Aim.
Search the material below for the string "стен" and list each line that holds it.
────────
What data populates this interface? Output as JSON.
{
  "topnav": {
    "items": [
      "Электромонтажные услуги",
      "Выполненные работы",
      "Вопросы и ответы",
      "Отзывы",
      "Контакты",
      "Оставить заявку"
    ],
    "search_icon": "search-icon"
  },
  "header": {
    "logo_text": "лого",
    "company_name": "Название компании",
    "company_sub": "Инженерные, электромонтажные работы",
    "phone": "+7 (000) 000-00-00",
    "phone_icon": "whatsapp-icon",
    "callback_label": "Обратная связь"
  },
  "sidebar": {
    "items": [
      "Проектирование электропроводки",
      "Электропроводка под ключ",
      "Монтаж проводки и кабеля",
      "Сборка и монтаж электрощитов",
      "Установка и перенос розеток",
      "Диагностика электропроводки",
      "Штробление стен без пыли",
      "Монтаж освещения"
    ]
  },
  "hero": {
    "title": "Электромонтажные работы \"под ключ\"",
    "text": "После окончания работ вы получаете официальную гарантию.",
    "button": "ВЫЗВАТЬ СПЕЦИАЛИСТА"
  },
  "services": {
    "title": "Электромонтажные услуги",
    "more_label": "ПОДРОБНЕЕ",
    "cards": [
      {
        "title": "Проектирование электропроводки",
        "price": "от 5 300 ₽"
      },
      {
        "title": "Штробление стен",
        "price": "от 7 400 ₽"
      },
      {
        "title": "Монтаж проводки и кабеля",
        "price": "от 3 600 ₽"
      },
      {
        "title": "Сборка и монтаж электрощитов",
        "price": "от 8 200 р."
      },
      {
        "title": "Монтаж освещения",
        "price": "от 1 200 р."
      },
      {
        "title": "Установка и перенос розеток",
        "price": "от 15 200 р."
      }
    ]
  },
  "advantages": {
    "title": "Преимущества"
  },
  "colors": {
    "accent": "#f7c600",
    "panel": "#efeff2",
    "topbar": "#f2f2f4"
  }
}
────────
Task result.
      "Штробление стен без пыли",
        "title": "Штробление стен",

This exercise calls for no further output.